+++ RECORDS SHOWN

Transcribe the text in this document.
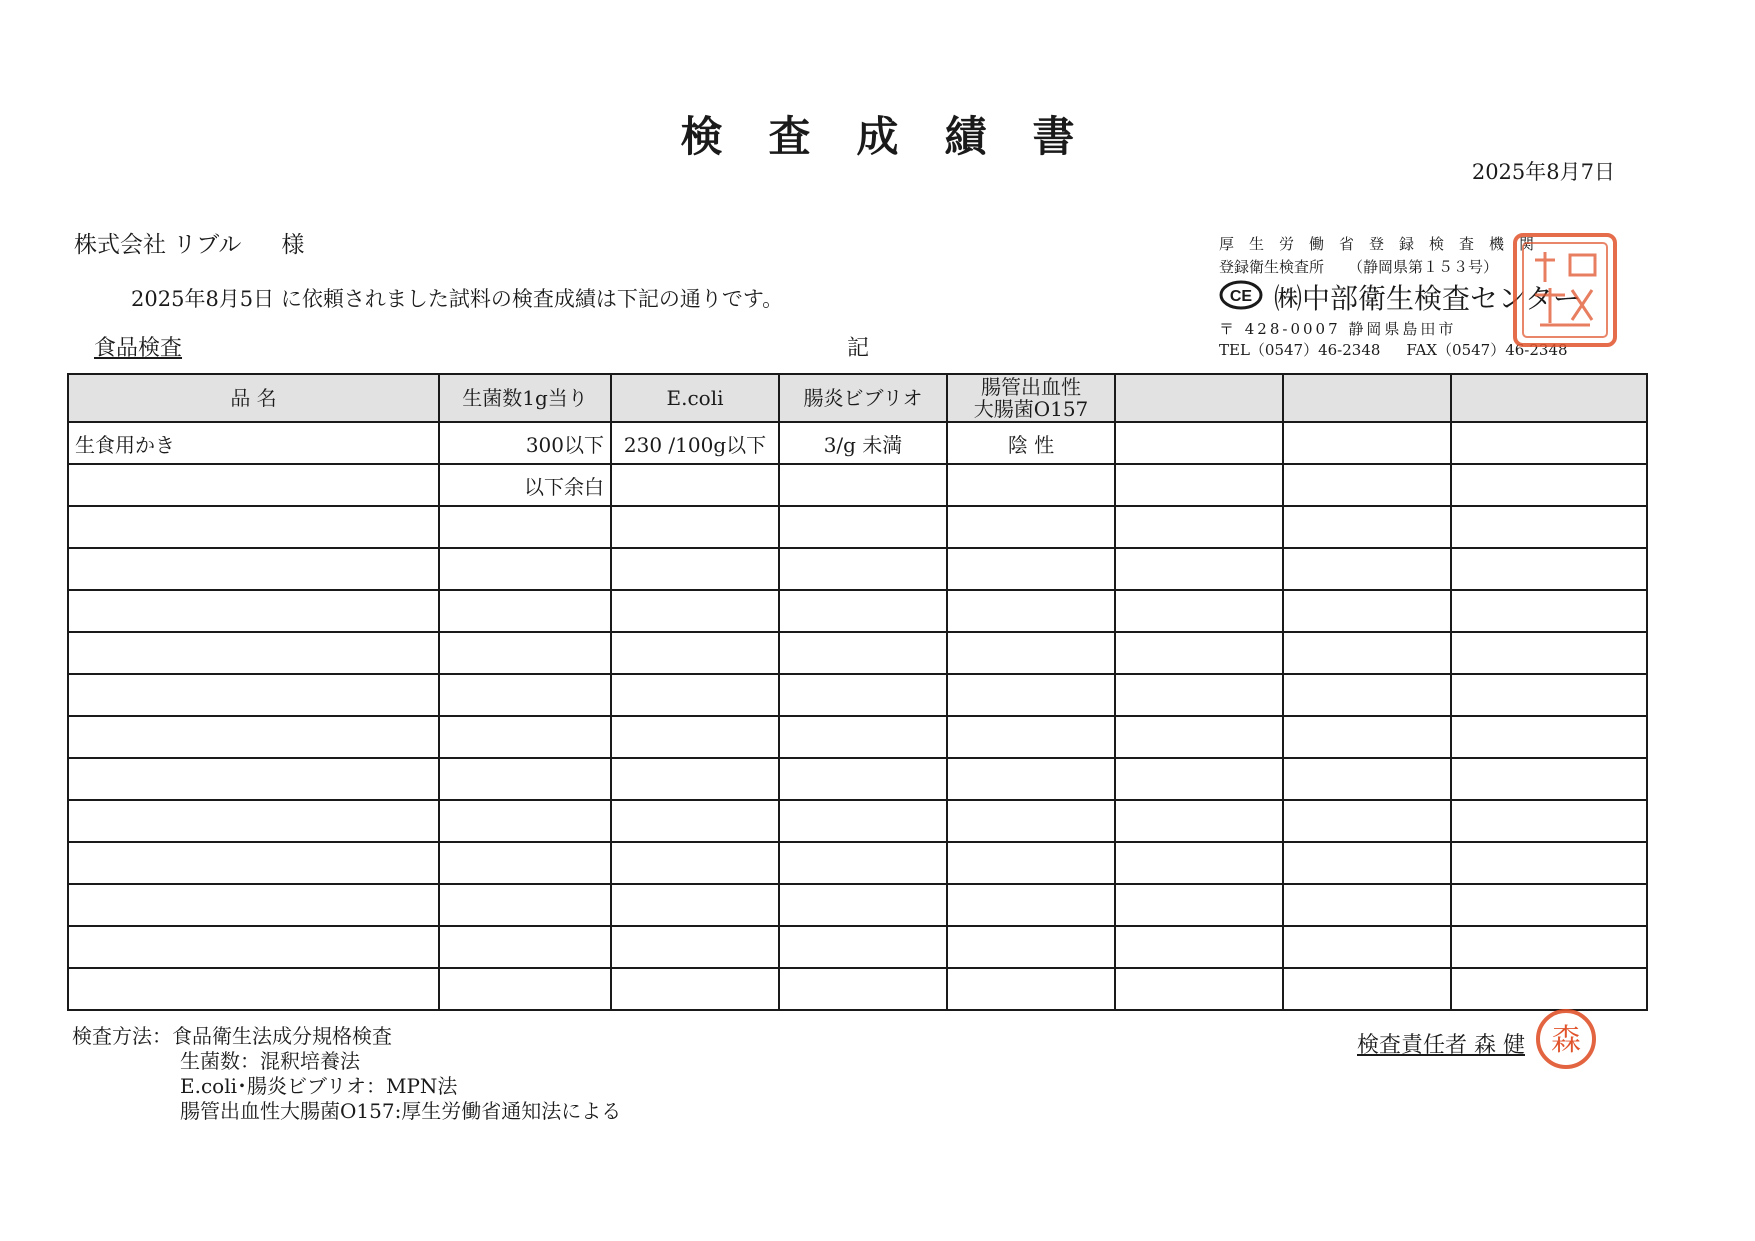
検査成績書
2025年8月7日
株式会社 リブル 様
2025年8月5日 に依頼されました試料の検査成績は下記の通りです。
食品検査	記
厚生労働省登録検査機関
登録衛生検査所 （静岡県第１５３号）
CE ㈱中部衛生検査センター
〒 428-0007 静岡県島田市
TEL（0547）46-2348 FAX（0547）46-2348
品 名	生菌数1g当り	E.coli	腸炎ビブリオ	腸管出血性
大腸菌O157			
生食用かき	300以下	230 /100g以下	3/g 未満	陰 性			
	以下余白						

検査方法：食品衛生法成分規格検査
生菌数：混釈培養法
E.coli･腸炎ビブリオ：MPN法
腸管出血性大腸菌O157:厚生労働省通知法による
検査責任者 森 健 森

++++++

■ INSTRUCTIONS TO FOLLOW
Keep the pictures out of your copy, and repeat every entry above exactly.

■ FINAL RESULT
Transcribe the text in this document.
検査成績書
2025年8月7日
株式会社 リブル 様
2025年8月5日 に依頼されました試料の検査成績は下記の通りです。
食品検査	記
厚生労働省登録検査機関
登録衛生検査所 （静岡県第１５３号）
CE ㈱中部衛生検査センター
〒 428-0007 静岡県島田市
TEL（0547）46-2348 FAX（0547）46-2348
品 名	生菌数1g当り	E.coli	腸炎ビブリオ	腸管出血性
大腸菌O157			
生食用かき	300以下	230 /100g以下	3/g 未満	陰 性			
	以下余白						

検査方法：食品衛生法成分規格検査
生菌数：混釈培養法
E.coli･腸炎ビブリオ：MPN法
腸管出血性大腸菌O157:厚生労働省通知法による
検査責任者 森 健 森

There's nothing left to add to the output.